------ Teks yang Diberikan

Di daerah Majalengka, Jawa Barat, pada awalnya untuk ritual siklus

penanaman padi seperti mitembeyan macul/guar bumi dan mitembeyan panen,

mengadakan pergelaran wayang kulit dengan lakon Dewi Sri. Namun

kemudian berganti dengan pembacaan Wawacan Sulanjana, dengan alasan

untuk penyelenggaraan ritual yang lebih murah. Di Desa Sindangkasih,

Majalengka, pada tahun 1970-an hingga tahun 1980-an, pergelaran wayang

kulit masih diselenggarakan oleh Desa. Adapun pembacaan Wawacan Sulanjana

merupakan ritual yang diadakan oleh perorangan. Anehnya, walaupun lokasi

daerah Majalengka berdekatan dengan daerah Cirebon, namun di daerah

Cirebon sendiri memiliki mite yang berbeda, yakni lakon Budug Basu. Tokoh

Budug Basu ini didalam Wawacan Sulanjana merupakan tokoh antagonis,

walaupun dianggap saudara Puhaci/Dewi Sri, karena ia selalu ingin menemui

Dewi Sri dengan cara mengganggu padi.

------------
------ Catatan Tersimpan

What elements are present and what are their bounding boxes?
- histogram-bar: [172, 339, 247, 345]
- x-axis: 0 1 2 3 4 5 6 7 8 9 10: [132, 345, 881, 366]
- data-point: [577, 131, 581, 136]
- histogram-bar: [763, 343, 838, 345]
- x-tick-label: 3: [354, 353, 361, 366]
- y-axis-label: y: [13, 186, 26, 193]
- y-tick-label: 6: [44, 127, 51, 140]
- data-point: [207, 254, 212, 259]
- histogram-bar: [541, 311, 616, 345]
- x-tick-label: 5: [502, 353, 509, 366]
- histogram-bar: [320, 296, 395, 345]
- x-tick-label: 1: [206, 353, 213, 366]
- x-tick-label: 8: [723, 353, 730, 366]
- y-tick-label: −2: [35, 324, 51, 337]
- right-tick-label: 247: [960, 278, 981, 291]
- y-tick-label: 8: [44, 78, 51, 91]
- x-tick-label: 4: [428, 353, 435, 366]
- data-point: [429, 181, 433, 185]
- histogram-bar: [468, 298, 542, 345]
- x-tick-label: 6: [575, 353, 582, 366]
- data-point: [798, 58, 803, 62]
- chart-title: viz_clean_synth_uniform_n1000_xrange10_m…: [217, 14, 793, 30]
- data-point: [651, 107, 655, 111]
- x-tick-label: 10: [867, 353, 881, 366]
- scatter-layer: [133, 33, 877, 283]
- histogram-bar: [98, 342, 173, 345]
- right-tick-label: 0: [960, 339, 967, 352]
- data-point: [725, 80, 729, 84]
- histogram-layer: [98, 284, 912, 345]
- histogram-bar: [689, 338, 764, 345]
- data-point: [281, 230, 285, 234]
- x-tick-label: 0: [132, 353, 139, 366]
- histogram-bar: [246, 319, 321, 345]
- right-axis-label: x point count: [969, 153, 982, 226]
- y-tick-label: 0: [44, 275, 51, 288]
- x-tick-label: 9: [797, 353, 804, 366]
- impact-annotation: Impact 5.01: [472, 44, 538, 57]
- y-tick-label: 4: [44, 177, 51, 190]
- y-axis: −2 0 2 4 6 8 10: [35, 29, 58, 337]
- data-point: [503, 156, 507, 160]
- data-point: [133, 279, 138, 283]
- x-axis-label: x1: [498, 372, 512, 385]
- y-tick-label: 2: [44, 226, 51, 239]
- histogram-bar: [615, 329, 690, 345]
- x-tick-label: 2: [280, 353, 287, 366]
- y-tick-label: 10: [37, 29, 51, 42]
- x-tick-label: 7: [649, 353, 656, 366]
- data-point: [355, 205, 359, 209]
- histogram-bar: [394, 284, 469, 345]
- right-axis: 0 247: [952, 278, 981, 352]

------------
------ Catatan Tersimpan

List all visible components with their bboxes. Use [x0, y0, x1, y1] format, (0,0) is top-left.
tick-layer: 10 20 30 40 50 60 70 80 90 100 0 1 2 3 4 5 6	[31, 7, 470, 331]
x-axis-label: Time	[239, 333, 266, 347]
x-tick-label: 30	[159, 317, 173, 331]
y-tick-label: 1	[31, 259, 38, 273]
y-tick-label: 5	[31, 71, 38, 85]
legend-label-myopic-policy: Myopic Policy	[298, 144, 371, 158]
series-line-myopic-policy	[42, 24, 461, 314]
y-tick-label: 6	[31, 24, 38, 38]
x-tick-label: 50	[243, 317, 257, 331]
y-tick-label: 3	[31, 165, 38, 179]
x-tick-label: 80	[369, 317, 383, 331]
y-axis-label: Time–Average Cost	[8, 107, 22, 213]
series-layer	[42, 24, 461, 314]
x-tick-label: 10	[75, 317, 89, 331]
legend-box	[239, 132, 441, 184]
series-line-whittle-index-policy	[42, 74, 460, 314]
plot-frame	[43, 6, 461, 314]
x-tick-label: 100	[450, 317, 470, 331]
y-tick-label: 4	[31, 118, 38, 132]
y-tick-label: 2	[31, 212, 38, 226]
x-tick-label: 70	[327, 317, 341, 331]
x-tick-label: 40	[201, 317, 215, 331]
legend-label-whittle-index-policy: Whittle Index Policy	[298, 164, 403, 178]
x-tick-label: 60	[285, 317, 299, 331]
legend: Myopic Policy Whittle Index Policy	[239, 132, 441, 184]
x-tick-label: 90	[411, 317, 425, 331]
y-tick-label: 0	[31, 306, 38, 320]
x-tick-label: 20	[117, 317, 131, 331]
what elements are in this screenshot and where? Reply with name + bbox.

------------

Instruksi Tugas 1 —
Jawab pertanyaan berikut berdasarkan teks tentang ritual padi di Majalengka:
(a) Lakon apa yang dibawakan dalam pergelaran wayang kulit untuk ritual siklus penanaman padi di Majalengka?
(b) Pada kurun tahun berapa pergelaran wayang kulit masih diselenggarakan oleh Desa di Desa Sindangkasih?
(c) Lakon apa yang menjadi mite di daerah Cirebon?
Instruksi Tugas 2 —
Cetak bagian teks tentang ritual padi di Majalengka dari "kulit masih diselenggarakan" sampai "cara mengganggu padi.".
Instruksi Tugas 3 —
Lanjutkan teks tentang ritual padi di Majalengka mulai setelah kalimat terakhirnya.

Jawaban Latihan 1 —
(a) Lakon Dewi Sri.
(b) Tahun 1970-an hingga tahun 1980-an.
(c) Lakon Budug Basu.

Jawaban Latihan 2 —
kulit masih diselenggarakan oleh Desa. Adapun pembacaan Wawacan Sulanjana

merupakan ritual yang diadakan oleh perorangan. Anehnya, walaupun lokasi

daerah Majalengka berdekatan dengan daerah Cirebon, namun di daerah

Cirebon sendiri memiliki mite yang berbeda, yakni lakon Budug Basu. Tokoh

Budug Basu ini didalam Wawacan Sulanjana merupakan tokoh antagonis,

walaupun dianggap saudara Puhaci/Dewi Sri, karena ia selalu ingin menemui

Dewi Sri dengan cara mengganggu padi.

Jawaban Latihan 3 —
Kisah dalam Wawacan Sulanjana ini jelas sebuah mite padi yang berasal

dari zaman pra-Islam, adapun genre wawacan merupakan bentuk sastra Sunda

yang muncul sejak zaman Islam. Wawacan adalah cerita panjang yang digubah

dalam bentuk pupuh (nyanyian). Isi genre sastra ini sangat beragam, tidak

terbatas pada fiksi tapi ada pula yang non-fiksi. Pada tahun 1960-an, masih

ada yang menganggap bahwa wawacan bersifat sakral, tidak boleh dibaca

sembarangan, sehubungan dengan itu isi ceritanya disakralkan. Dengan

demikian, mite padi pada masa lalu disakralkan, kemudian masuk ke dalam

bentuk wawacan. Seperti disebut sebelumnya, wawacan ini berkembang seiring

dengan perkembangan Islam. Walaupun kisahnya tidak selalu menceriterakan

tentang Islam, namun terdapat keberpihakan kepada Islam. Sebagai contoh,

apabila terjadi perang maka raja yang dimenangkan adalah raja yang sudah

memeluk agama Islam.

Di dalam Wawacan Sulanjana ada pula upaya untuk melegitimasi dengan

Islam yaitu menyajikan kolofon berupa informasi indeksal atau informasi yang

mengarahkan. Pada bagian itu diungkapkan bahwa kisah merupakan Carita

Sajarah Nabi dan diambil dari kisah yang berbahasa Arab. Kemudian awal

pengisahan dimulai dari kisah Nabi Adam dan Babu Hawa yang berputra 40

orang, lalu di antara putranya ada yang menurunkan Sanghiyang Tunggal

atau Batara Guru yang diserahi jagat.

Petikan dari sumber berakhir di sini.